WORK TO COMPLETE: Can you give all the records again without altering a single character?

[Begin STORED RECORDS]

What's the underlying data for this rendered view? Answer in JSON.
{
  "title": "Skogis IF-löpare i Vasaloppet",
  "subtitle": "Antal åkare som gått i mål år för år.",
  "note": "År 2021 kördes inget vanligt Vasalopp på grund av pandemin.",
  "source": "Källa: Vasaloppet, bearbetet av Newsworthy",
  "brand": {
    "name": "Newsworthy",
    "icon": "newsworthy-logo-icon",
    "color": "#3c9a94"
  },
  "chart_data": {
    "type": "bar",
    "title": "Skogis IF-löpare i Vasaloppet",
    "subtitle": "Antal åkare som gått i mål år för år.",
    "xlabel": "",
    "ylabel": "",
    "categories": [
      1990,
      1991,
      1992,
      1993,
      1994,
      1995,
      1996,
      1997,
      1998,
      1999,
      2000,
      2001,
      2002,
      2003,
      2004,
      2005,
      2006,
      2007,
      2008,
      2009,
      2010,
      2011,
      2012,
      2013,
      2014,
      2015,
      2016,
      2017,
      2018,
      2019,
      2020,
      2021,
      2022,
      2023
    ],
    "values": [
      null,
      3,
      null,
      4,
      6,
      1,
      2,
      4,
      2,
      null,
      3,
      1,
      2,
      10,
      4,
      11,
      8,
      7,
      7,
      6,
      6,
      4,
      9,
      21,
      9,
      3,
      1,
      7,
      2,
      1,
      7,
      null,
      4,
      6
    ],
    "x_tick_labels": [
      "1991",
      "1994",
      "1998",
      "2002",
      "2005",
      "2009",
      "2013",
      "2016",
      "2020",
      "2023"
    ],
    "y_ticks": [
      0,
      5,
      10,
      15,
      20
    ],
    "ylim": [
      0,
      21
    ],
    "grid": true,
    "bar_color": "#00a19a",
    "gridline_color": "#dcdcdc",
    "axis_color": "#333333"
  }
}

[End STORED RECORDS]

ANSWER TO THE TASK:
What's the underlying data for this rendered view? Answer in JSON.
{
  "title": "Skogis IF-löpare i Vasaloppet",
  "subtitle": "Antal åkare som gått i mål år för år.",
  "note": "År 2021 kördes inget vanligt Vasalopp på grund av pandemin.",
  "source": "Källa: Vasaloppet, bearbetet av Newsworthy",
  "brand": {
    "name": "Newsworthy",
    "icon": "newsworthy-logo-icon",
    "color": "#3c9a94"
  },
  "chart_data": {
    "type": "bar",
    "title": "Skogis IF-löpare i Vasaloppet",
    "subtitle": "Antal åkare som gått i mål år för år.",
    "xlabel": "",
    "ylabel": "",
    "categories": [
      1990,
      1991,
      1992,
      1993,
      1994,
      1995,
      1996,
      1997,
      1998,
      1999,
      2000,
      2001,
      2002,
      2003,
      2004,
      2005,
      2006,
      2007,
      2008,
      2009,
      2010,
      2011,
      2012,
      2013,
      2014,
      2015,
      2016,
      2017,
      2018,
      2019,
      2020,
      2021,
      2022,
      2023
    ],
    "values": [
      null,
      3,
      null,
      4,
      6,
      1,
      2,
      4,
      2,
      null,
      3,
      1,
      2,
      10,
      4,
      11,
      8,
      7,
      7,
      6,
      6,
      4,
      9,
      21,
      9,
      3,
      1,
      7,
      2,
      1,
      7,
      null,
      4,
      6
    ],
    "x_tick_labels": [
      "1991",
      "1994",
      "1998",
      "2002",
      "2005",
      "2009",
      "2013",
      "2016",
      "2020",
      "2023"
    ],
    "y_ticks": [
      0,
      5,
      10,
      15,
      20
    ],
    "ylim": [
      0,
      21
    ],
    "grid": true,
    "bar_color": "#00a19a",
    "gridline_color": "#dcdcdc",
    "axis_color": "#333333"
  }
}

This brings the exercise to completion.